(Collected data)

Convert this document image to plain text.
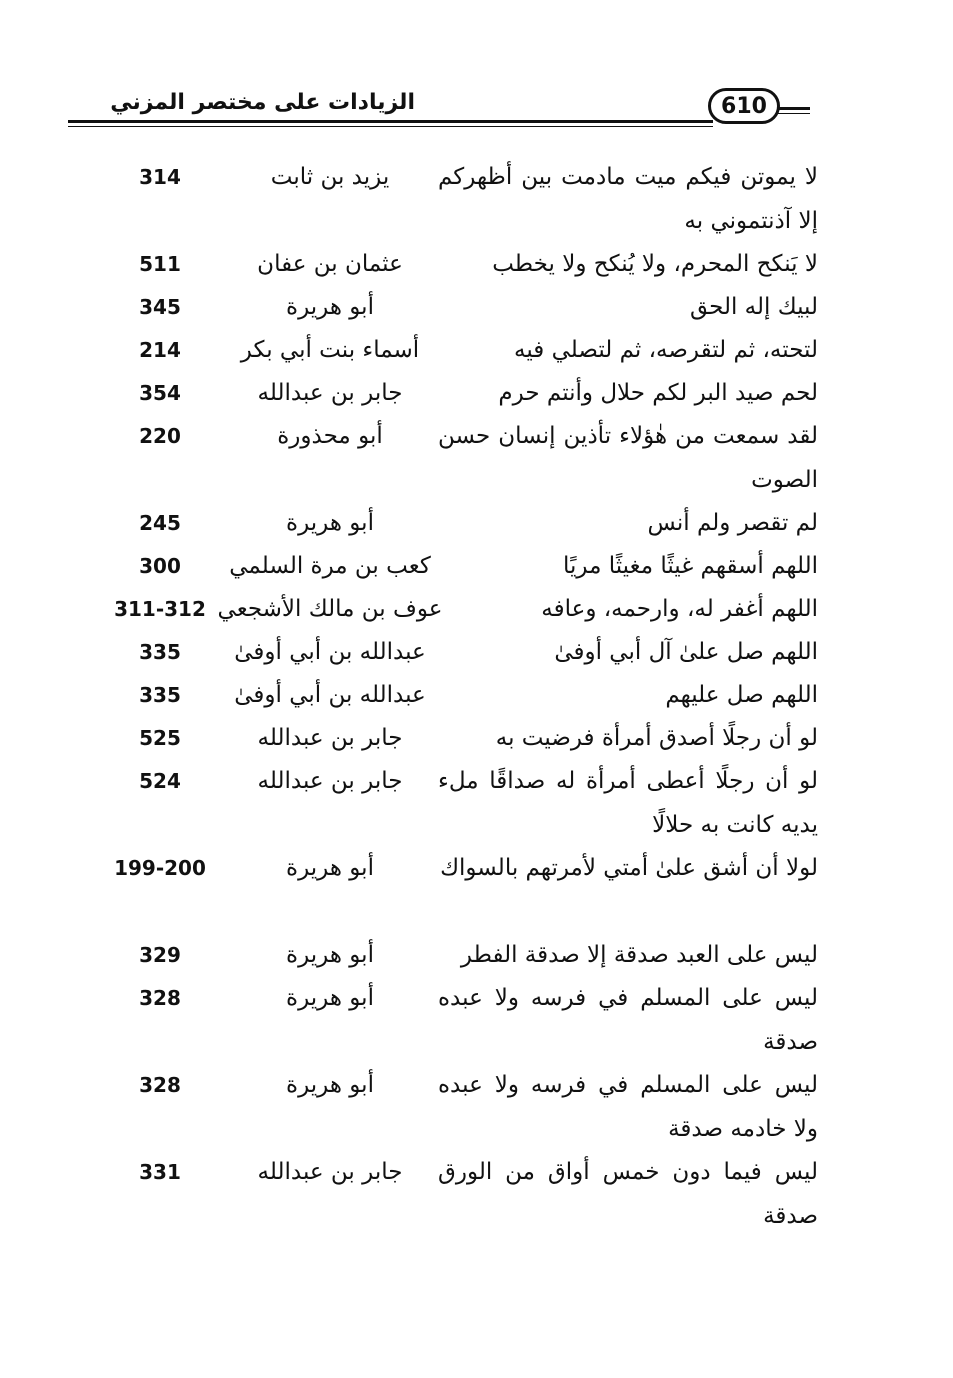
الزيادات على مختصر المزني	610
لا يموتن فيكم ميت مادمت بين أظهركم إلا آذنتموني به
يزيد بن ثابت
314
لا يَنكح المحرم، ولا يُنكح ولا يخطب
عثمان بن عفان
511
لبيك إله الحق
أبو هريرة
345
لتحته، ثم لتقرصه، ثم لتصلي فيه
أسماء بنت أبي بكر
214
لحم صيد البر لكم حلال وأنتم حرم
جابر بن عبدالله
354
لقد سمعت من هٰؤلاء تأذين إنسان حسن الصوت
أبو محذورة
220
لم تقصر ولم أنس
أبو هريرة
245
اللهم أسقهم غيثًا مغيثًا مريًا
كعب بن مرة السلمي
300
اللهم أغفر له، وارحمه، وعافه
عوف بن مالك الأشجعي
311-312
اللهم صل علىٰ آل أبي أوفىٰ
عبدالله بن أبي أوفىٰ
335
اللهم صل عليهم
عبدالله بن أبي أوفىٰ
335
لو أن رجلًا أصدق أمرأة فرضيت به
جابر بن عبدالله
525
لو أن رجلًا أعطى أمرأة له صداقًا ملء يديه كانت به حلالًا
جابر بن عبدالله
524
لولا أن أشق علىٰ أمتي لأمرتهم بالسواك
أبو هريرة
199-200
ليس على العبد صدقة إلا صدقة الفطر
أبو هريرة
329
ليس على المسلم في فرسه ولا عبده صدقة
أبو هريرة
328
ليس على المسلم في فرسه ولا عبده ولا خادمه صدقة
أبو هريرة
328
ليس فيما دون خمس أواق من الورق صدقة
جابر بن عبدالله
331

...

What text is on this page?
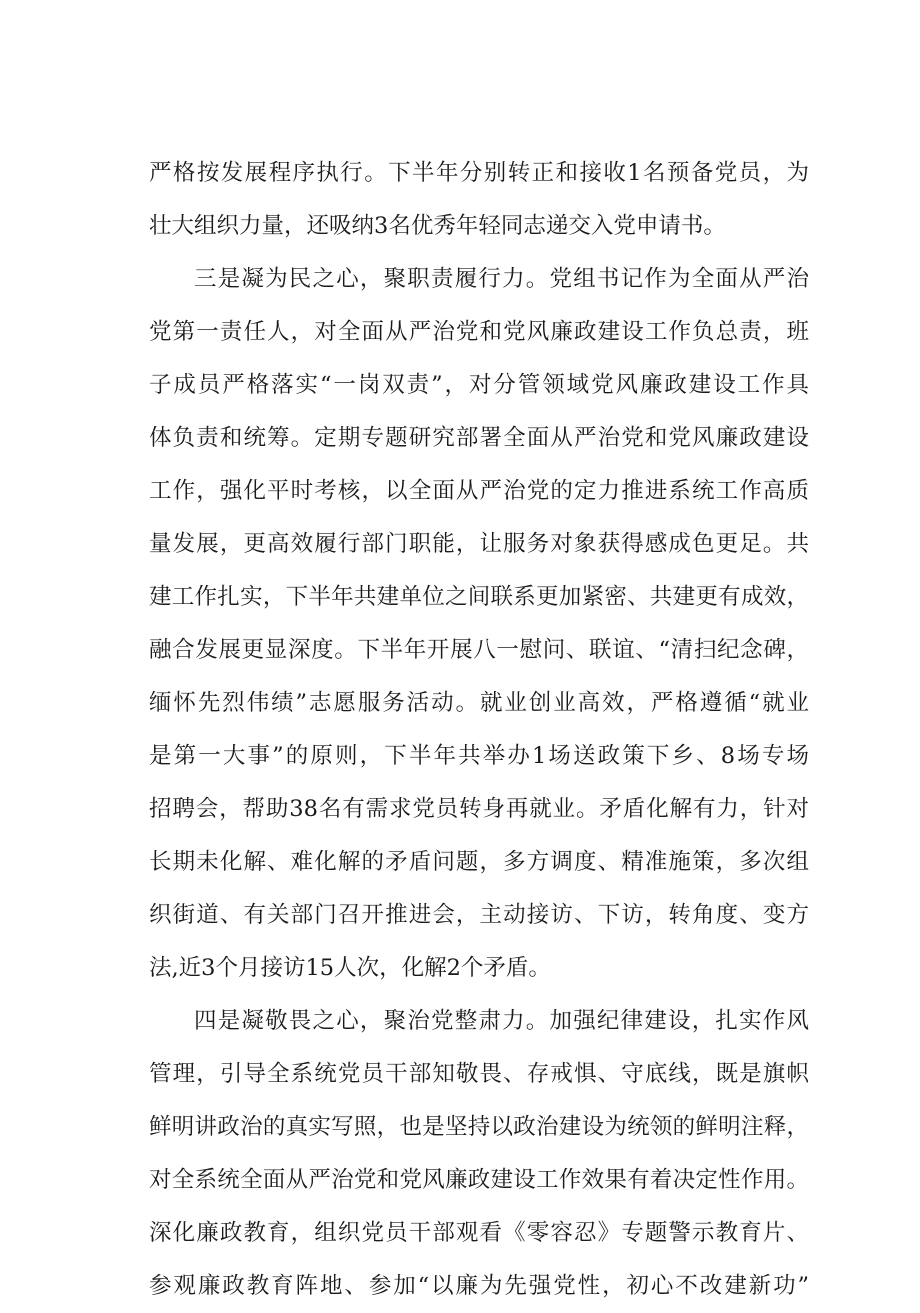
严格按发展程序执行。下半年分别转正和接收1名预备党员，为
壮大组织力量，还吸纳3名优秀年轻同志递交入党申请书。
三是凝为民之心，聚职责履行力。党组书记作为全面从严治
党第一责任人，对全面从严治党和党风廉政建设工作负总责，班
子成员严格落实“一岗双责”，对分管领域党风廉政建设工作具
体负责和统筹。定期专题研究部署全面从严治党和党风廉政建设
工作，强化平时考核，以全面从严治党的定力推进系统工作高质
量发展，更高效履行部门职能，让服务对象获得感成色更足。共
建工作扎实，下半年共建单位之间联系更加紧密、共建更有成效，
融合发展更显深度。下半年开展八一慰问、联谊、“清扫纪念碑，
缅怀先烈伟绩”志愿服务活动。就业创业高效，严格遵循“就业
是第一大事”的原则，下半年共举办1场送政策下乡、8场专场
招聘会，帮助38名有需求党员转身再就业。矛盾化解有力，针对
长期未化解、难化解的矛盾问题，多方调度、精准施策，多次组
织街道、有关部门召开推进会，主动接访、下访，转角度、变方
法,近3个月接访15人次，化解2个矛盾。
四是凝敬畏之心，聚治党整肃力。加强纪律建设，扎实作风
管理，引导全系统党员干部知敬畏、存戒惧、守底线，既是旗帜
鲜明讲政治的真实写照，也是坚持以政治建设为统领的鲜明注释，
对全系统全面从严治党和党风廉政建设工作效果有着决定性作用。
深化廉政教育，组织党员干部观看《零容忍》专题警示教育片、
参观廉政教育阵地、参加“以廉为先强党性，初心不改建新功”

* * *

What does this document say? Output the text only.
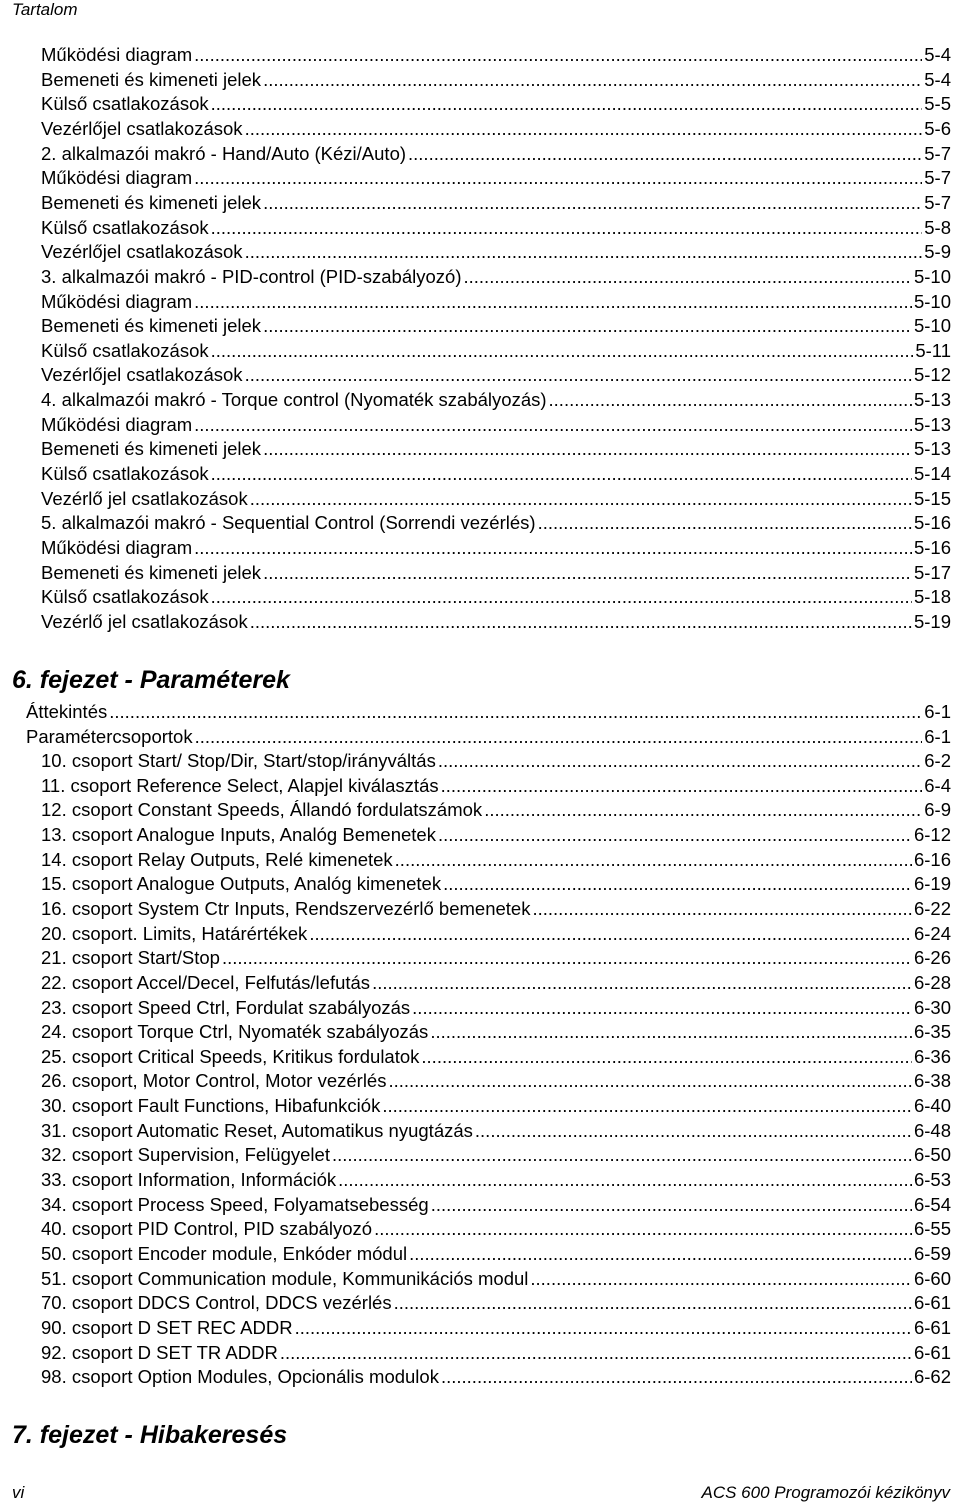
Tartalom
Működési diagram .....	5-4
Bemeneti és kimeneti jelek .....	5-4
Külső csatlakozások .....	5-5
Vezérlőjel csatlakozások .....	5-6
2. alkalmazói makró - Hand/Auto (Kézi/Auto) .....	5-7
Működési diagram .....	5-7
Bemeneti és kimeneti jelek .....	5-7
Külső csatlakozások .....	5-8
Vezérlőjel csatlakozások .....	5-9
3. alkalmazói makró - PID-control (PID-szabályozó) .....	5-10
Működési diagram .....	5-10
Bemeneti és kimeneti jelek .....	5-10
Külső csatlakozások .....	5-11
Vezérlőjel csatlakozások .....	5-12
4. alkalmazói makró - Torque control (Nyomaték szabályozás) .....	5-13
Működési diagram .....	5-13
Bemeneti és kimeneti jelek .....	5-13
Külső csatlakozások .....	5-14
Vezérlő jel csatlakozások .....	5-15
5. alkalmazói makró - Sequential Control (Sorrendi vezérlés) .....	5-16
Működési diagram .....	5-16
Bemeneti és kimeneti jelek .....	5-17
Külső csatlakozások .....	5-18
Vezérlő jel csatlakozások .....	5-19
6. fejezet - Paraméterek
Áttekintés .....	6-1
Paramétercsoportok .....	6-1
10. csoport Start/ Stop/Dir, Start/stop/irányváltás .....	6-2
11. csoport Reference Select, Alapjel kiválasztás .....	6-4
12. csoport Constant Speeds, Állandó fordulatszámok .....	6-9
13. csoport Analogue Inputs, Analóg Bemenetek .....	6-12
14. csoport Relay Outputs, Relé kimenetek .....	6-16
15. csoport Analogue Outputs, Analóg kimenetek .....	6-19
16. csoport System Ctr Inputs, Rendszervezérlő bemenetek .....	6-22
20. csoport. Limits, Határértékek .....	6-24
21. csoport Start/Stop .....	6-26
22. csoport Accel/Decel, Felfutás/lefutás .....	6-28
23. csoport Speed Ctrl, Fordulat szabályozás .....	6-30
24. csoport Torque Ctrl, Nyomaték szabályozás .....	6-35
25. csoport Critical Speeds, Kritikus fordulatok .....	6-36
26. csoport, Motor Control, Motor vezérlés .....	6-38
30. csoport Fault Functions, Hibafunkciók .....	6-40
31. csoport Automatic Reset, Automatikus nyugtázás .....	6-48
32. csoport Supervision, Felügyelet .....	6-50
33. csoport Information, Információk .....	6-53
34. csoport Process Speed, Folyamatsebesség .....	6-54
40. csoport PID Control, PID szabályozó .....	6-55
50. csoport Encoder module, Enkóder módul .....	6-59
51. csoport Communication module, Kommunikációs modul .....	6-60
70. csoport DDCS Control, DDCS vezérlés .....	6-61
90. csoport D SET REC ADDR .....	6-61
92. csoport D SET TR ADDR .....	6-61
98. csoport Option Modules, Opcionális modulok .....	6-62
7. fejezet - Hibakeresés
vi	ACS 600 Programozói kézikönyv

AIM :: Pull out every line of the records above that contains the word "Outputs".

RESPONSE BELOW ::
14. csoport Relay Outputs, Relé kimenetek .....	6-16
15. csoport Analogue Outputs, Analóg kimenetek .....	6-19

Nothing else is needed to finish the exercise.